Auto-draw I think should be a toggle-able option if implemented the way you're suggesting - more complex ggplots could result in a lot of unnecessary plotting, especially because you'd have to also redraw for calls to scale_*, coords, labs, theme, etc. But I think this works for simple ggplots, which is where you want it to work anyway!

Plus vs. Pipe One thing I like about the plus-based approach with a geom struct is how closely it matches the AoG implementation. It's close enough that we could potentially expose a geom_to_layer() function that would allow you to write something like:

plt = geom_to_layer(@geom_smooth(aes(x = bill_length_mm, y = bill_depth_mm), method = "lm", data = penguins)) +
    penguin_bill * mapping(color = :species)

The other thing I like about the plus being the primary syntax is that it allows you to define geoms independent of a ggplot call and use them wherever you want. Also, I get that Hadley loves pipes, but a ggplot definition doesn't make immediate sense to me as a "order of operations" like I usually think of pipes representing. It's much more "things combined together" which the plus represents well ... maybe I'm just used to it!

Maybe we can support the pipe syntax using multiple dispatch? For each geom macro, have an alternate signature that looks like:

macro geom_x(plt::ggplot, exprs...)
   return plt + @geom_x(exprs....)
end

I'm not 100% sure if this works or not - I'd have to test it!

DATA SUPPLIED:
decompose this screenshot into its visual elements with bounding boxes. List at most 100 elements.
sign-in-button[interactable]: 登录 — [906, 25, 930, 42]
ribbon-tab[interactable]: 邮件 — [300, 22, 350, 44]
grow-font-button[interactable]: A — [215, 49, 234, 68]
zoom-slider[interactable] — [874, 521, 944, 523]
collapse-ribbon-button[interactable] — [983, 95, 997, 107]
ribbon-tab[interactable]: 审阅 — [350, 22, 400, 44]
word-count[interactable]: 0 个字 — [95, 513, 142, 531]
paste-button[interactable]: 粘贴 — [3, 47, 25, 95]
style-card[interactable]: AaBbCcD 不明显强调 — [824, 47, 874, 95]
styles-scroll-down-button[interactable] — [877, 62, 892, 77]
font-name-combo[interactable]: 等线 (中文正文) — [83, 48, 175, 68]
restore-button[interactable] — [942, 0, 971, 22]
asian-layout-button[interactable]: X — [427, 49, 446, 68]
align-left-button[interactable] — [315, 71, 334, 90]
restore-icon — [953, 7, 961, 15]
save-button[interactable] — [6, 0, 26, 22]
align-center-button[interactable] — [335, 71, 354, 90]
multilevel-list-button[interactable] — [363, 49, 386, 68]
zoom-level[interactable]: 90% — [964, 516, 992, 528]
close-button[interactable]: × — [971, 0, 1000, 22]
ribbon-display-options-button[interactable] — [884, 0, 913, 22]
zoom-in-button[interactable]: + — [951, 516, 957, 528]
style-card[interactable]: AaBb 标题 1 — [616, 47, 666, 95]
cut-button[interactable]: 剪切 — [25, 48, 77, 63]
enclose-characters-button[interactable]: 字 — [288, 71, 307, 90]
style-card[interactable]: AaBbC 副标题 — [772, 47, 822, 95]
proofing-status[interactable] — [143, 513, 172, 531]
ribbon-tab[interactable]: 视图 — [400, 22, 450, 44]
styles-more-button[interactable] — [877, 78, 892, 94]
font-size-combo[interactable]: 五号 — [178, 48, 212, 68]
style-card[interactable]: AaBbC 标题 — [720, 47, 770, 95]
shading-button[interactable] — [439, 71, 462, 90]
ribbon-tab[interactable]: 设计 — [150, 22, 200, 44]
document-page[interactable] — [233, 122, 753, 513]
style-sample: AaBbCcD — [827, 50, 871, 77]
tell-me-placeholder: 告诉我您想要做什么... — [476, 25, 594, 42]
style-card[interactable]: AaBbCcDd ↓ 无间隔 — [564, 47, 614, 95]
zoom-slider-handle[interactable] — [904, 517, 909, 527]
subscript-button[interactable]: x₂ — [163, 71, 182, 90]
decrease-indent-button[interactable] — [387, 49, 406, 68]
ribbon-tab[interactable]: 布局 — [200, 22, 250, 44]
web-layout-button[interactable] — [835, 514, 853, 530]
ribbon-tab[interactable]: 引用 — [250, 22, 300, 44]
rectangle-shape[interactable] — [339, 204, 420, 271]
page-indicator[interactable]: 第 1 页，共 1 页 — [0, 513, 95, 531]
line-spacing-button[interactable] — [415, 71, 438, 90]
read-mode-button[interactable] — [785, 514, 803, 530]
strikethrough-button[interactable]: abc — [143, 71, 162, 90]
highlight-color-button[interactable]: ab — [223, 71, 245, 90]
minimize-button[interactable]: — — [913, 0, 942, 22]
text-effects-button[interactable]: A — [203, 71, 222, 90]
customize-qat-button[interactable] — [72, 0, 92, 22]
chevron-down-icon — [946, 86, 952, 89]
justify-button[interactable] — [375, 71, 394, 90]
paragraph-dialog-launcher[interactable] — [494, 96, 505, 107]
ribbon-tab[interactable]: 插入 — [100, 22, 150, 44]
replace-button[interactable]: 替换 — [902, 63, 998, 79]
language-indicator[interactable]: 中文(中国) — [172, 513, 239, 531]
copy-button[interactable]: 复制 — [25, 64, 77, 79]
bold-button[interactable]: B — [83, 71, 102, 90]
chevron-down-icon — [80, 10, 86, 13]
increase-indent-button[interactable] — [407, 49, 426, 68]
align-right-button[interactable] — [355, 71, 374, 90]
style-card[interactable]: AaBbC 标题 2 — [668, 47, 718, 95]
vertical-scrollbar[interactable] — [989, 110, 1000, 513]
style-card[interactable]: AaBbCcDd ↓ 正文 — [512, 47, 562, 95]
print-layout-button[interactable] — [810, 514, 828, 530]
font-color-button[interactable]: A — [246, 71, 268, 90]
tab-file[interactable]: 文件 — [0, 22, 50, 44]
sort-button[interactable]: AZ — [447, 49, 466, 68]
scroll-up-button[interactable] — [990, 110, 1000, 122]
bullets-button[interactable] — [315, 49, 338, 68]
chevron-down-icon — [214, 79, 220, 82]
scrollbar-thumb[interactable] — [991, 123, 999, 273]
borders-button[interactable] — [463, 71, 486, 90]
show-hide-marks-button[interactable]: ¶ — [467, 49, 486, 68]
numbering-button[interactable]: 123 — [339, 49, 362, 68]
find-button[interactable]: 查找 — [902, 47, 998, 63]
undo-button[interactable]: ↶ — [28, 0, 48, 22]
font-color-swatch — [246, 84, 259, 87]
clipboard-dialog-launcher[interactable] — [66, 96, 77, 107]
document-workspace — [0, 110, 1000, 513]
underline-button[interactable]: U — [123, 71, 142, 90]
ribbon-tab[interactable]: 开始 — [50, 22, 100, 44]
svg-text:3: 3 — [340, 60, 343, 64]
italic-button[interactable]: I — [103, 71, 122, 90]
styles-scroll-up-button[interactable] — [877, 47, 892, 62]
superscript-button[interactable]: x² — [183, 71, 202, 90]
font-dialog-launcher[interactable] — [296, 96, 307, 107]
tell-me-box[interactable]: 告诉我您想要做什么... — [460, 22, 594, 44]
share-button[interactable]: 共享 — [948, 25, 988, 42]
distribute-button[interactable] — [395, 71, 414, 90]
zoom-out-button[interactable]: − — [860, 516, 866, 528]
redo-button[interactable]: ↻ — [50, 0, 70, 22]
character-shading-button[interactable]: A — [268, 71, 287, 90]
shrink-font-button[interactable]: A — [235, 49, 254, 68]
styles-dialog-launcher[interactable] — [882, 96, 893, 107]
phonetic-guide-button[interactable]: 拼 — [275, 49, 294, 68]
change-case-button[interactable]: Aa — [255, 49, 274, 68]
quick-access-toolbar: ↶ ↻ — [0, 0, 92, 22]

WHAT YOU WILL DO:
1) Answer these questions from the post on plotting syntax:
(a) What kind of option should auto-draw be if implemented the way suggested?
(b) What function could potentially be exposed because the plus-based approach closely matches the AoG implementation?
(c) What mechanism is proposed for supporting the pipe syntax?
2) According to the post on plotting syntax, why should auto-draw be a toggle-able option?
The listing is separate material from the post on plotting syntax.

TASK ANSWERS:
1)
(a) A toggle-able option.
(b) geom_to_layer().
(c) Multiple dispatch, with an alternate signature for each geom macro.

2) More complex ggplots could result in a lot of unnecessary plotting. Auto-draw would also have to redraw for calls to scale_*, coords, labs, theme, and similar functions.